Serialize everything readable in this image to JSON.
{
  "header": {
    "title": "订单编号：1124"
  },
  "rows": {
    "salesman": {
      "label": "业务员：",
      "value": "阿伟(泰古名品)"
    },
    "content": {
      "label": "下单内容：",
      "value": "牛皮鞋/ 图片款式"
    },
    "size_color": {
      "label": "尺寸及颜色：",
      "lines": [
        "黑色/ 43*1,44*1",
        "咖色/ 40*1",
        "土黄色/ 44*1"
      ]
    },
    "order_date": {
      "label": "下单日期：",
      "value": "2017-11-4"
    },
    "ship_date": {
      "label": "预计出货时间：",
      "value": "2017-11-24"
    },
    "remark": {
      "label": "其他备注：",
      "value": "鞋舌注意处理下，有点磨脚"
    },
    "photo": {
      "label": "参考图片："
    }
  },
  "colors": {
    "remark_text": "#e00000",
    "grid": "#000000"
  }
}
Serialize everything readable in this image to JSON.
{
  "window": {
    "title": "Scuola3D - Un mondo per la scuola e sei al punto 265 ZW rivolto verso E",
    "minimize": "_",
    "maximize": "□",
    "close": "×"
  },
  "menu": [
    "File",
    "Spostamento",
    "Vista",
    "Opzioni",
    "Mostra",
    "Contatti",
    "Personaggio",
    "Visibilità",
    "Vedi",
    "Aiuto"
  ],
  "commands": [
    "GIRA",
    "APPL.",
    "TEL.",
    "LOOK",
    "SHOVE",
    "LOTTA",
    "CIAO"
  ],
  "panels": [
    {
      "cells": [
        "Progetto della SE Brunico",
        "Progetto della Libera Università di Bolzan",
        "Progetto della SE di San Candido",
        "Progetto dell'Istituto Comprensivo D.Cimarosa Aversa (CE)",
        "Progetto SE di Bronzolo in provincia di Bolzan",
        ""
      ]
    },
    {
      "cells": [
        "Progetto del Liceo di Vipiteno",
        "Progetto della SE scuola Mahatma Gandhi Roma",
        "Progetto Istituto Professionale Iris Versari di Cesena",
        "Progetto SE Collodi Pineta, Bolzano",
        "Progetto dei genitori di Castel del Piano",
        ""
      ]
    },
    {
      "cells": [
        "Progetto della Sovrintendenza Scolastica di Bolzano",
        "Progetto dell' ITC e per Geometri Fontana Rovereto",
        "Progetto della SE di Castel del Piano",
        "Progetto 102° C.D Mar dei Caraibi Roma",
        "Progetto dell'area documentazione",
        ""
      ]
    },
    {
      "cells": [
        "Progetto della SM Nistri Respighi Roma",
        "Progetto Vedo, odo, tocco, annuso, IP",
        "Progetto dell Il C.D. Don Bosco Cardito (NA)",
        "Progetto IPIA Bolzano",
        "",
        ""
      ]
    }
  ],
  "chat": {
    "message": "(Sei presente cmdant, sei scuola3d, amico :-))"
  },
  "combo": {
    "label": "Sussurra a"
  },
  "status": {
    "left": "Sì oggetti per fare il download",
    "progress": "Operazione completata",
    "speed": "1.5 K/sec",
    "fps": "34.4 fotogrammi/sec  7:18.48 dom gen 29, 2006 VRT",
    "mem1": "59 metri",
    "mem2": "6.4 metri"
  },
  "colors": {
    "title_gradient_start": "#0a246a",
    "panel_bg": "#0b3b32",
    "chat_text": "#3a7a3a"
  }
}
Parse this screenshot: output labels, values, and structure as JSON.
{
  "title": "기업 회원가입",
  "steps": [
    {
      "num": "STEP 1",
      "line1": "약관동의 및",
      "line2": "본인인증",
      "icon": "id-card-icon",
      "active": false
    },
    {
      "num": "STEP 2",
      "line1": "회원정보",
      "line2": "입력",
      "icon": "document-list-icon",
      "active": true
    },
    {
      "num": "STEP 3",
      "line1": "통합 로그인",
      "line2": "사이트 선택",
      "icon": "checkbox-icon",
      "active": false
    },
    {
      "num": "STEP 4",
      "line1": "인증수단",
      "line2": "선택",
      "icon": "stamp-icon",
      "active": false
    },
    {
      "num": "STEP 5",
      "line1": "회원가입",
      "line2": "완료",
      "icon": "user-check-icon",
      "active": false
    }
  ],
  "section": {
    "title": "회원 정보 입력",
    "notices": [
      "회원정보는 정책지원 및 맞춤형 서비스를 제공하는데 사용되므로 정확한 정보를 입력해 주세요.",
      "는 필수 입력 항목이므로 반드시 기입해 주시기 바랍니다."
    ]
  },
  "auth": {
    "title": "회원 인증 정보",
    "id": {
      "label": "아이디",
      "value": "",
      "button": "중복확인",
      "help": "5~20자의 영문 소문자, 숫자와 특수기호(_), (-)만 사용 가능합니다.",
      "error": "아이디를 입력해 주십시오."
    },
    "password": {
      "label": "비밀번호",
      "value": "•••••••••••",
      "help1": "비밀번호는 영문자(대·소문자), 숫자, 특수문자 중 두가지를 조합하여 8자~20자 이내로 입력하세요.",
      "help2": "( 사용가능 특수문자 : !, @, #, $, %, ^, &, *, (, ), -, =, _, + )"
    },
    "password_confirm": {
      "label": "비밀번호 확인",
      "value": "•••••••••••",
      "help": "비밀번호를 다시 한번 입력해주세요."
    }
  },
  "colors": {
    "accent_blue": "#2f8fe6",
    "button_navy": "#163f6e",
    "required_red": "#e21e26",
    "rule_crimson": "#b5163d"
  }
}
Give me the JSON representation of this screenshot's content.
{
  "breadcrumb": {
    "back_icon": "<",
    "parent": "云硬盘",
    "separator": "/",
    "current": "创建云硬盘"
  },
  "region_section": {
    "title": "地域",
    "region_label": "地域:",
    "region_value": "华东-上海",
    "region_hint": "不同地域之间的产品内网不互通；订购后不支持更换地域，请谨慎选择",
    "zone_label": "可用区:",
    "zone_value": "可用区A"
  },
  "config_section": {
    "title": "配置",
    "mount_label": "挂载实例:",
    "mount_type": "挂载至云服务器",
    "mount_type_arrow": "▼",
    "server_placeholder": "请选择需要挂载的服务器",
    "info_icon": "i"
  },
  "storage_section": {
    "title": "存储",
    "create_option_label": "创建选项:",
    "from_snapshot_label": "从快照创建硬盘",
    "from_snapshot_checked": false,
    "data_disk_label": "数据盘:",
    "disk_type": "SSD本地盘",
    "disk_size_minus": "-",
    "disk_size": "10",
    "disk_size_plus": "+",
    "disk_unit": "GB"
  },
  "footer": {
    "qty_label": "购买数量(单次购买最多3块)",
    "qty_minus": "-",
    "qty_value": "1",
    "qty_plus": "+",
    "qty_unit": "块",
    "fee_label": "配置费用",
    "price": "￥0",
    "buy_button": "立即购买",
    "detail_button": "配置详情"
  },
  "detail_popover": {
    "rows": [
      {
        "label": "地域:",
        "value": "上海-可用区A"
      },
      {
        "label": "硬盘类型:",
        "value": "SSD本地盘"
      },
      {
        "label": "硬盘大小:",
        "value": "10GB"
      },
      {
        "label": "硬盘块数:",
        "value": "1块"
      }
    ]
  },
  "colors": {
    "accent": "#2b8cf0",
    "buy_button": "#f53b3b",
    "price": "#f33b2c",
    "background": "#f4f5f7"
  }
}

Goal
The records above must be output exactly, in full.

Answer to this problem
Serialize everything readable in this image to JSON.
{
  "header": {
    "title": "订单编号：1124"
  },
  "rows": {
    "salesman": {
      "label": "业务员：",
      "value": "阿伟(泰古名品)"
    },
    "content": {
      "label": "下单内容：",
      "value": "牛皮鞋/ 图片款式"
    },
    "size_color": {
      "label": "尺寸及颜色：",
      "lines": [
        "黑色/ 43*1,44*1",
        "咖色/ 40*1",
        "土黄色/ 44*1"
      ]
    },
    "order_date": {
      "label": "下单日期：",
      "value": "2017-11-4"
    },
    "ship_date": {
      "label": "预计出货时间：",
      "value": "2017-11-24"
    },
    "remark": {
      "label": "其他备注：",
      "value": "鞋舌注意处理下，有点磨脚"
    },
    "photo": {
      "label": "参考图片："
    }
  },
  "colors": {
    "remark_text": "#e00000",
    "grid": "#000000"
  }
}
Serialize everything readable in this image to JSON.
{
  "window": {
    "title": "Scuola3D - Un mondo per la scuola e sei al punto 265 ZW rivolto verso E",
    "minimize": "_",
    "maximize": "□",
    "close": "×"
  },
  "menu": [
    "File",
    "Spostamento",
    "Vista",
    "Opzioni",
    "Mostra",
    "Contatti",
    "Personaggio",
    "Visibilità",
    "Vedi",
    "Aiuto"
  ],
  "commands": [
    "GIRA",
    "APPL.",
    "TEL.",
    "LOOK",
    "SHOVE",
    "LOTTA",
    "CIAO"
  ],
  "panels": [
    {
      "cells": [
        "Progetto della SE Brunico",
        "Progetto della Libera Università di Bolzan",
        "Progetto della SE di San Candido",
        "Progetto dell'Istituto Comprensivo D.Cimarosa Aversa (CE)",
        "Progetto SE di Bronzolo in provincia di Bolzan",
        ""
      ]
    },
    {
      "cells": [
        "Progetto del Liceo di Vipiteno",
        "Progetto della SE scuola Mahatma Gandhi Roma",
        "Progetto Istituto Professionale Iris Versari di Cesena",
        "Progetto SE Collodi Pineta, Bolzano",
        "Progetto dei genitori di Castel del Piano",
        ""
      ]
    },
    {
      "cells": [
        "Progetto della Sovrintendenza Scolastica di Bolzano",
        "Progetto dell' ITC e per Geometri Fontana Rovereto",
        "Progetto della SE di Castel del Piano",
        "Progetto 102° C.D Mar dei Caraibi Roma",
        "Progetto dell'area documentazione",
        ""
      ]
    },
    {
      "cells": [
        "Progetto della SM Nistri Respighi Roma",
        "Progetto Vedo, odo, tocco, annuso, IP",
        "Progetto dell Il C.D. Don Bosco Cardito (NA)",
        "Progetto IPIA Bolzano",
        "",
        ""
      ]
    }
  ],
  "chat": {
    "message": "(Sei presente cmdant, sei scuola3d, amico :-))"
  },
  "combo": {
    "label": "Sussurra a"
  },
  "status": {
    "left": "Sì oggetti per fare il download",
    "progress": "Operazione completata",
    "speed": "1.5 K/sec",
    "fps": "34.4 fotogrammi/sec  7:18.48 dom gen 29, 2006 VRT",
    "mem1": "59 metri",
    "mem2": "6.4 metri"
  },
  "colors": {
    "title_gradient_start": "#0a246a",
    "panel_bg": "#0b3b32",
    "chat_text": "#3a7a3a"
  }
}
Parse this screenshot: output labels, values, and structure as JSON.
{
  "title": "기업 회원가입",
  "steps": [
    {
      "num": "STEP 1",
      "line1": "약관동의 및",
      "line2": "본인인증",
      "icon": "id-card-icon",
      "active": false
    },
    {
      "num": "STEP 2",
      "line1": "회원정보",
      "line2": "입력",
      "icon": "document-list-icon",
      "active": true
    },
    {
      "num": "STEP 3",
      "line1": "통합 로그인",
      "line2": "사이트 선택",
      "icon": "checkbox-icon",
      "active": false
    },
    {
      "num": "STEP 4",
      "line1": "인증수단",
      "line2": "선택",
      "icon": "stamp-icon",
      "active": false
    },
    {
      "num": "STEP 5",
      "line1": "회원가입",
      "line2": "완료",
      "icon": "user-check-icon",
      "active": false
    }
  ],
  "section": {
    "title": "회원 정보 입력",
    "notices": [
      "회원정보는 정책지원 및 맞춤형 서비스를 제공하는데 사용되므로 정확한 정보를 입력해 주세요.",
      "는 필수 입력 항목이므로 반드시 기입해 주시기 바랍니다."
    ]
  },
  "auth": {
    "title": "회원 인증 정보",
    "id": {
      "label": "아이디",
      "value": "",
      "button": "중복확인",
      "help": "5~20자의 영문 소문자, 숫자와 특수기호(_), (-)만 사용 가능합니다.",
      "error": "아이디를 입력해 주십시오."
    },
    "password": {
      "label": "비밀번호",
      "value": "•••••••••••",
      "help1": "비밀번호는 영문자(대·소문자), 숫자, 특수문자 중 두가지를 조합하여 8자~20자 이내로 입력하세요.",
      "help2": "( 사용가능 특수문자 : !, @, #, $, %, ^, &, *, (, ), -, =, _, + )"
    },
    "password_confirm": {
      "label": "비밀번호 확인",
      "value": "•••••••••••",
      "help": "비밀번호를 다시 한번 입력해주세요."
    }
  },
  "colors": {
    "accent_blue": "#2f8fe6",
    "button_navy": "#163f6e",
    "required_red": "#e21e26",
    "rule_crimson": "#b5163d"
  }
}
Give me the JSON representation of this screenshot's content.
{
  "breadcrumb": {
    "back_icon": "<",
    "parent": "云硬盘",
    "separator": "/",
    "current": "创建云硬盘"
  },
  "region_section": {
    "title": "地域",
    "region_label": "地域:",
    "region_value": "华东-上海",
    "region_hint": "不同地域之间的产品内网不互通；订购后不支持更换地域，请谨慎选择",
    "zone_label": "可用区:",
    "zone_value": "可用区A"
  },
  "config_section": {
    "title": "配置",
    "mount_label": "挂载实例:",
    "mount_type": "挂载至云服务器",
    "mount_type_arrow": "▼",
    "server_placeholder": "请选择需要挂载的服务器",
    "info_icon": "i"
  },
  "storage_section": {
    "title": "存储",
    "create_option_label": "创建选项:",
    "from_snapshot_label": "从快照创建硬盘",
    "from_snapshot_checked": false,
    "data_disk_label": "数据盘:",
    "disk_type": "SSD本地盘",
    "disk_size_minus": "-",
    "disk_size": "10",
    "disk_size_plus": "+",
    "disk_unit": "GB"
  },
  "footer": {
    "qty_label": "购买数量(单次购买最多3块)",
    "qty_minus": "-",
    "qty_value": "1",
    "qty_plus": "+",
    "qty_unit": "块",
    "fee_label": "配置费用",
    "price": "￥0",
    "buy_button": "立即购买",
    "detail_button": "配置详情"
  },
  "detail_popover": {
    "rows": [
      {
        "label": "地域:",
        "value": "上海-可用区A"
      },
      {
        "label": "硬盘类型:",
        "value": "SSD本地盘"
      },
      {
        "label": "硬盘大小:",
        "value": "10GB"
      },
      {
        "label": "硬盘块数:",
        "value": "1块"
      }
    ]
  },
  "colors": {
    "accent": "#2b8cf0",
    "buy_button": "#f53b3b",
    "price": "#f33b2c",
    "background": "#f4f5f7"
  }
}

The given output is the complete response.